## WHAT TO WORK ON
Quote the listing below in full and exactly as written, but omit every picture.

[Collected data entries]
>> BEGIN

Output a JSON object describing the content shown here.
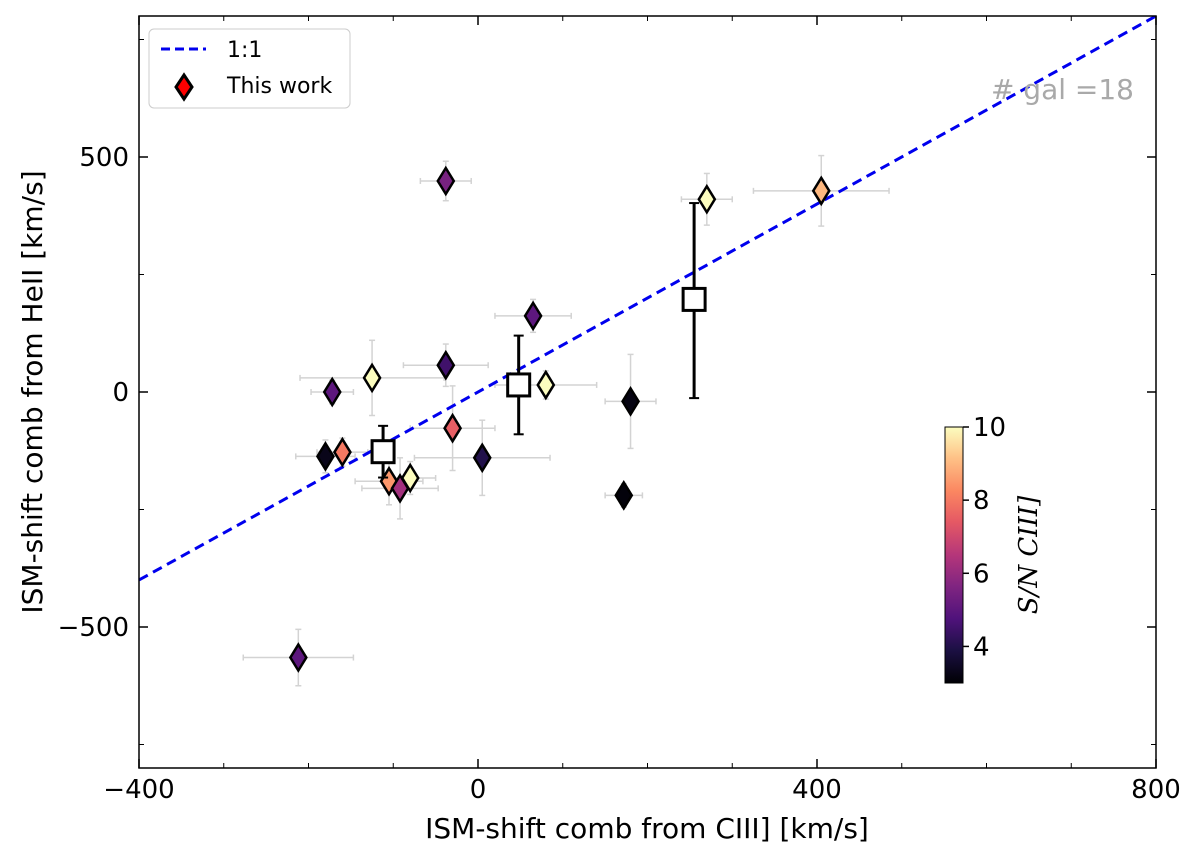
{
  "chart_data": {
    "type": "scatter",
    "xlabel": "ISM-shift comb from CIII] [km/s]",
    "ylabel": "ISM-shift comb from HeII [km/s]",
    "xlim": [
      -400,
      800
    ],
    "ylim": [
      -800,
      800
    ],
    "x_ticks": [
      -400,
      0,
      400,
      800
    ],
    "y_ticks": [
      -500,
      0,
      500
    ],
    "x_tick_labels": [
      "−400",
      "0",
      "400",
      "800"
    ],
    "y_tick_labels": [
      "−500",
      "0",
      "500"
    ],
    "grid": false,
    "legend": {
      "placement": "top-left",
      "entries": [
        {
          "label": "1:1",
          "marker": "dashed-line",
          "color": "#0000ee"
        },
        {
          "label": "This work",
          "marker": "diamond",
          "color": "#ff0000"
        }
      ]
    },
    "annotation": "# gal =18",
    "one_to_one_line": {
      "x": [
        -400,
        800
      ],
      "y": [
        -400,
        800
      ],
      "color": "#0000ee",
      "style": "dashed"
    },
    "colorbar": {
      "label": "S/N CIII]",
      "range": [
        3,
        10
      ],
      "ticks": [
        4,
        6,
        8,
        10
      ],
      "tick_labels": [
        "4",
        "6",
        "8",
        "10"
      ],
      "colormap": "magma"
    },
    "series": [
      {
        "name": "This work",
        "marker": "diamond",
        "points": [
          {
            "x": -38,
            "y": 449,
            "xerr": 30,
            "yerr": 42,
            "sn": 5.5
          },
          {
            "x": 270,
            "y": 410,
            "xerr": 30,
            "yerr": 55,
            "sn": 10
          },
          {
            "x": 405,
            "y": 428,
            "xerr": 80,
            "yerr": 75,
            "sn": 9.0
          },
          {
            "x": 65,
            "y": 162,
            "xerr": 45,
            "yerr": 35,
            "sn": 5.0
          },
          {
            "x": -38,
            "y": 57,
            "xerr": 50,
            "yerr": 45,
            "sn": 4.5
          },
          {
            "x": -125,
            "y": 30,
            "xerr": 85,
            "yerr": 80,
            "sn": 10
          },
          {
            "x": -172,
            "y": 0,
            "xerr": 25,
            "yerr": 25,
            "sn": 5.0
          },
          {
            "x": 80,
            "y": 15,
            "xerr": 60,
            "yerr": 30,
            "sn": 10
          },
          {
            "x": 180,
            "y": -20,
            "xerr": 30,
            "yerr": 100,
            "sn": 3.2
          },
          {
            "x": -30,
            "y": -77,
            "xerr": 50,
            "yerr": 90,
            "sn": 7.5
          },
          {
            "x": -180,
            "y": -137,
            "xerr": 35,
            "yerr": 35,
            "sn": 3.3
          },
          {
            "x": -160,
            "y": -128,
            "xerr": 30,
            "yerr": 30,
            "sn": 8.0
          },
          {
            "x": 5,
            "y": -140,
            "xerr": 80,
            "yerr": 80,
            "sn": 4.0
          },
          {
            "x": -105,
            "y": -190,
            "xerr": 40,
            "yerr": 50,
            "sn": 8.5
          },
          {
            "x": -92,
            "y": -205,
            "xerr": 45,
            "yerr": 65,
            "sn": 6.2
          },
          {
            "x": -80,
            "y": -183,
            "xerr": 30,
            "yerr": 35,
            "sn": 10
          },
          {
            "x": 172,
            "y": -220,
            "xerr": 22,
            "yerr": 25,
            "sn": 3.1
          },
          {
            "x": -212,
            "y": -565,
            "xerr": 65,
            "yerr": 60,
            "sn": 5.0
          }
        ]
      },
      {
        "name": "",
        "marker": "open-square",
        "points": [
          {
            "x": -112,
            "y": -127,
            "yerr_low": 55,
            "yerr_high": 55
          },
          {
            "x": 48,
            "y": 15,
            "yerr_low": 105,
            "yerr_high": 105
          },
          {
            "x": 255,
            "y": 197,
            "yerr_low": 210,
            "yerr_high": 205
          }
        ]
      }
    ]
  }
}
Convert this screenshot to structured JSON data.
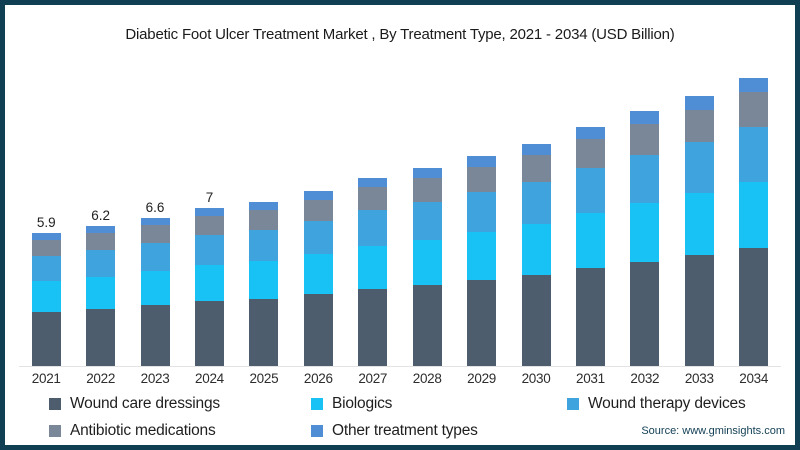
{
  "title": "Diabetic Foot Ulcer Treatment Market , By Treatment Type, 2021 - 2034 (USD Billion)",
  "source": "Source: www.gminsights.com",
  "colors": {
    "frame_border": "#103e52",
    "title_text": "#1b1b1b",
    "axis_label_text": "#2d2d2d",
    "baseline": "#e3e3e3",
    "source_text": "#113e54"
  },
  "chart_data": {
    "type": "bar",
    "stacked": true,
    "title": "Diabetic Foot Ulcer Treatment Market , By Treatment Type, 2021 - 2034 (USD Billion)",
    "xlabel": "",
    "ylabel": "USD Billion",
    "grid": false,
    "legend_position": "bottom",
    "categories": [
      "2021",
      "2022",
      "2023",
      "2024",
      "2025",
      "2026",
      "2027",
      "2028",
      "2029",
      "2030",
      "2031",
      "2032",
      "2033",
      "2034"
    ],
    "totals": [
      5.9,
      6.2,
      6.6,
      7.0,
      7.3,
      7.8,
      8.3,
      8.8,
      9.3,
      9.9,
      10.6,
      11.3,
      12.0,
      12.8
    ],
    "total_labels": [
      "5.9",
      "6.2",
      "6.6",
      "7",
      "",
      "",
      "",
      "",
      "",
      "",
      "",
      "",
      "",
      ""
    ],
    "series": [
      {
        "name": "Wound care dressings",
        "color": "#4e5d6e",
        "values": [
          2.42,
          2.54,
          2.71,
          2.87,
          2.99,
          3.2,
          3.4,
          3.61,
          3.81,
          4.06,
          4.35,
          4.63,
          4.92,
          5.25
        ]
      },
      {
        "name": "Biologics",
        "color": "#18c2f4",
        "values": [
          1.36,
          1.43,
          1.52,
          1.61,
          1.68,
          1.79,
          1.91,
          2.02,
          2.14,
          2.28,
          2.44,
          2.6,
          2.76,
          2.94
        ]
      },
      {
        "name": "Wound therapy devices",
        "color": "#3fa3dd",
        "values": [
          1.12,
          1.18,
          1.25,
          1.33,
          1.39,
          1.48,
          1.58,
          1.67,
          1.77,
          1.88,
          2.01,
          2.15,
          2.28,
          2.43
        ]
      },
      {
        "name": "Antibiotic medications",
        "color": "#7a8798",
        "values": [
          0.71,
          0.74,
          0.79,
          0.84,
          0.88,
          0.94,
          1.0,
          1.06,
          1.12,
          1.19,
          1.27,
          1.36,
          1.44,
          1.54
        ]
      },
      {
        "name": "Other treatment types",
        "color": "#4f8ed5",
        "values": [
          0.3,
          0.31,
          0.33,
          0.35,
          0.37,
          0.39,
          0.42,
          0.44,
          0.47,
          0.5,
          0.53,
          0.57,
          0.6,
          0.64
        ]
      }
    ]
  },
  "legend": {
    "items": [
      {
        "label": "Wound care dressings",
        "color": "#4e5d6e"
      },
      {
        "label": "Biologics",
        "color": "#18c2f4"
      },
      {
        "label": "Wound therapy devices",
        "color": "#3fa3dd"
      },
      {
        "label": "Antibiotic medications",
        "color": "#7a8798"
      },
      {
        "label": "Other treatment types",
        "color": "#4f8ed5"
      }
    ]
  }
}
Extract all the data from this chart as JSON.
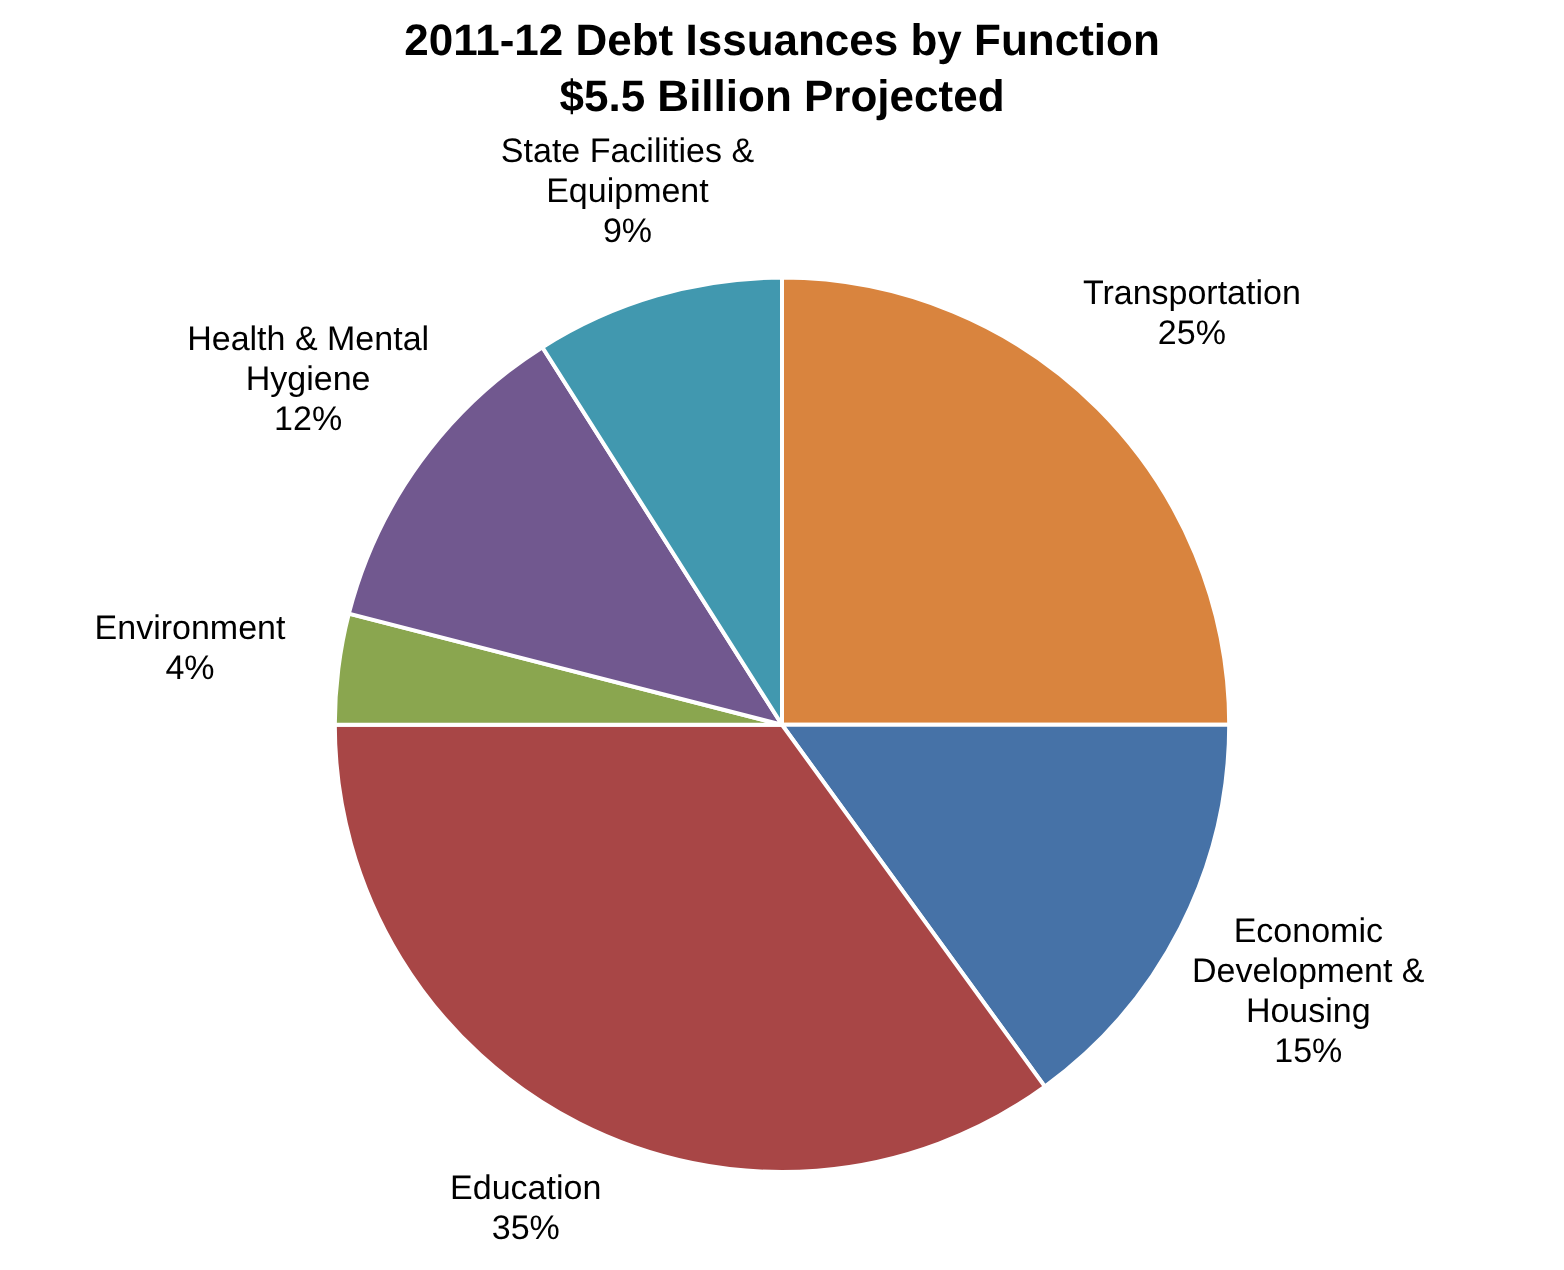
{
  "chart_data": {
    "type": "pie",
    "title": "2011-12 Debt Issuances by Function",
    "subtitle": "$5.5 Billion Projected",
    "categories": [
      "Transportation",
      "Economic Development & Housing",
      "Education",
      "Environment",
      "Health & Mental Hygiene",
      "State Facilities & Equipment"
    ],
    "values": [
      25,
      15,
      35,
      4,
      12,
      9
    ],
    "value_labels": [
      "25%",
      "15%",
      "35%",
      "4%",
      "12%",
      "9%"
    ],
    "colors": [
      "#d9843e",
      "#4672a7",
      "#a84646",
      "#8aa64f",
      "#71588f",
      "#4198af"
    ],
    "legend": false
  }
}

>> END

## SOLUTION TO THE EXERCISE
Output a JSON object describing the content shown here.
{
  "chart_data": {
    "type": "scatter",
    "xlabel": "ISM-shift comb from CIII] [km/s]",
    "ylabel": "ISM-shift comb from HeII [km/s]",
    "xlim": [
      -400,
      800
    ],
    "ylim": [
      -800,
      800
    ],
    "x_ticks": [
      -400,
      0,
      400,
      800
    ],
    "y_ticks": [
      -500,
      0,
      500
    ],
    "x_tick_labels": [
      "−400",
      "0",
      "400",
      "800"
    ],
    "y_tick_labels": [
      "−500",
      "0",
      "500"
    ],
    "grid": false,
    "legend": {
      "placement": "top-left",
      "entries": [
        {
          "label": "1:1",
          "marker": "dashed-line",
          "color": "#0000ee"
        },
        {
          "label": "This work",
          "marker": "diamond",
          "color": "#ff0000"
        }
      ]
    },
    "annotation": "# gal =18",
    "one_to_one_line": {
      "x": [
        -400,
        800
      ],
      "y": [
        -400,
        800
      ],
      "color": "#0000ee",
      "style": "dashed"
    },
    "colorbar": {
      "label": "S/N CIII]",
      "range": [
        3,
        10
      ],
      "ticks": [
        4,
        6,
        8,
        10
      ],
      "tick_labels": [
        "4",
        "6",
        "8",
        "10"
      ],
      "colormap": "magma"
    },
    "series": [
      {
        "name": "This work",
        "marker": "diamond",
        "points": [
          {
            "x": -38,
            "y": 449,
            "xerr": 30,
            "yerr": 42,
            "sn": 5.5
          },
          {
            "x": 270,
            "y": 410,
            "xerr": 30,
            "yerr": 55,
            "sn": 10
          },
          {
            "x": 405,
            "y": 428,
            "xerr": 80,
            "yerr": 75,
            "sn": 9.0
          },
          {
            "x": 65,
            "y": 162,
            "xerr": 45,
            "yerr": 35,
            "sn": 5.0
          },
          {
            "x": -38,
            "y": 57,
            "xerr": 50,
            "yerr": 45,
            "sn": 4.5
          },
          {
            "x": -125,
            "y": 30,
            "xerr": 85,
            "yerr": 80,
            "sn": 10
          },
          {
            "x": -172,
            "y": 0,
            "xerr": 25,
            "yerr": 25,
            "sn": 5.0
          },
          {
            "x": 80,
            "y": 15,
            "xerr": 60,
            "yerr": 30,
            "sn": 10
          },
          {
            "x": 180,
            "y": -20,
            "xerr": 30,
            "yerr": 100,
            "sn": 3.2
          },
          {
            "x": -30,
            "y": -77,
            "xerr": 50,
            "yerr": 90,
            "sn": 7.5
          },
          {
            "x": -180,
            "y": -137,
            "xerr": 35,
            "yerr": 35,
            "sn": 3.3
          },
          {
            "x": -160,
            "y": -128,
            "xerr": 30,
            "yerr": 30,
            "sn": 8.0
          },
          {
            "x": 5,
            "y": -140,
            "xerr": 80,
            "yerr": 80,
            "sn": 4.0
          },
          {
            "x": -105,
            "y": -190,
            "xerr": 40,
            "yerr": 50,
            "sn": 8.5
          },
          {
            "x": -92,
            "y": -205,
            "xerr": 45,
            "yerr": 65,
            "sn": 6.2
          },
          {
            "x": -80,
            "y": -183,
            "xerr": 30,
            "yerr": 35,
            "sn": 10
          },
          {
            "x": 172,
            "y": -220,
            "xerr": 22,
            "yerr": 25,
            "sn": 3.1
          },
          {
            "x": -212,
            "y": -565,
            "xerr": 65,
            "yerr": 60,
            "sn": 5.0
          }
        ]
      },
      {
        "name": "",
        "marker": "open-square",
        "points": [
          {
            "x": -112,
            "y": -127,
            "yerr_low": 55,
            "yerr_high": 55
          },
          {
            "x": 48,
            "y": 15,
            "yerr_low": 105,
            "yerr_high": 105
          },
          {
            "x": 255,
            "y": 197,
            "yerr_low": 210,
            "yerr_high": 205
          }
        ]
      }
    ]
  }
}
Convert this screenshot to structured JSON data.
{
  "title": "Diabetic Foot Ulcer Treatment Market , By Treatment Type, 2021 - 2034 (USD Billion)",
  "source": "Source: www.gminsights.com",
  "colors": {
    "frame_border": "#103e52",
    "title_text": "#1b1b1b",
    "axis_label_text": "#2d2d2d",
    "baseline": "#e3e3e3",
    "source_text": "#113e54"
  },
  "chart_data": {
    "type": "bar",
    "stacked": true,
    "title": "Diabetic Foot Ulcer Treatment Market , By Treatment Type, 2021 - 2034 (USD Billion)",
    "xlabel": "",
    "ylabel": "USD Billion",
    "grid": false,
    "legend_position": "bottom",
    "categories": [
      "2021",
      "2022",
      "2023",
      "2024",
      "2025",
      "2026",
      "2027",
      "2028",
      "2029",
      "2030",
      "2031",
      "2032",
      "2033",
      "2034"
    ],
    "totals": [
      5.9,
      6.2,
      6.6,
      7.0,
      7.3,
      7.8,
      8.3,
      8.8,
      9.3,
      9.9,
      10.6,
      11.3,
      12.0,
      12.8
    ],
    "total_labels": [
      "5.9",
      "6.2",
      "6.6",
      "7",
      "",
      "",
      "",
      "",
      "",
      "",
      "",
      "",
      "",
      ""
    ],
    "series": [
      {
        "name": "Wound care dressings",
        "color": "#4e5d6e",
        "values": [
          2.42,
          2.54,
          2.71,
          2.87,
          2.99,
          3.2,
          3.4,
          3.61,
          3.81,
          4.06,
          4.35,
          4.63,
          4.92,
          5.25
        ]
      },
      {
        "name": "Biologics",
        "color": "#18c2f4",
        "values": [
          1.36,
          1.43,
          1.52,
          1.61,
          1.68,
          1.79,
          1.91,
          2.02,
          2.14,
          2.28,
          2.44,
          2.6,
          2.76,
          2.94
        ]
      },
      {
        "name": "Wound therapy devices",
        "color": "#3fa3dd",
        "values": [
          1.12,
          1.18,
          1.25,
          1.33,
          1.39,
          1.48,
          1.58,
          1.67,
          1.77,
          1.88,
          2.01,
          2.15,
          2.28,
          2.43
        ]
      },
      {
        "name": "Antibiotic medications",
        "color": "#7a8798",
        "values": [
          0.71,
          0.74,
          0.79,
          0.84,
          0.88,
          0.94,
          1.0,
          1.06,
          1.12,
          1.19,
          1.27,
          1.36,
          1.44,
          1.54
        ]
      },
      {
        "name": "Other treatment types",
        "color": "#4f8ed5",
        "values": [
          0.3,
          0.31,
          0.33,
          0.35,
          0.37,
          0.39,
          0.42,
          0.44,
          0.47,
          0.5,
          0.53,
          0.57,
          0.6,
          0.64
        ]
      }
    ]
  },
  "legend": {
    "items": [
      {
        "label": "Wound care dressings",
        "color": "#4e5d6e"
      },
      {
        "label": "Biologics",
        "color": "#18c2f4"
      },
      {
        "label": "Wound therapy devices",
        "color": "#3fa3dd"
      },
      {
        "label": "Antibiotic medications",
        "color": "#7a8798"
      },
      {
        "label": "Other treatment types",
        "color": "#4f8ed5"
      }
    ]
  }
}
Extract all the data from this chart as JSON.
{
  "chart_data": {
    "type": "pie",
    "title": "2011-12 Debt Issuances by Function",
    "subtitle": "$5.5 Billion Projected",
    "categories": [
      "Transportation",
      "Economic Development & Housing",
      "Education",
      "Environment",
      "Health & Mental Hygiene",
      "State Facilities & Equipment"
    ],
    "values": [
      25,
      15,
      35,
      4,
      12,
      9
    ],
    "value_labels": [
      "25%",
      "15%",
      "35%",
      "4%",
      "12%",
      "9%"
    ],
    "colors": [
      "#d9843e",
      "#4672a7",
      "#a84646",
      "#8aa64f",
      "#71588f",
      "#4198af"
    ],
    "legend": false
  }
}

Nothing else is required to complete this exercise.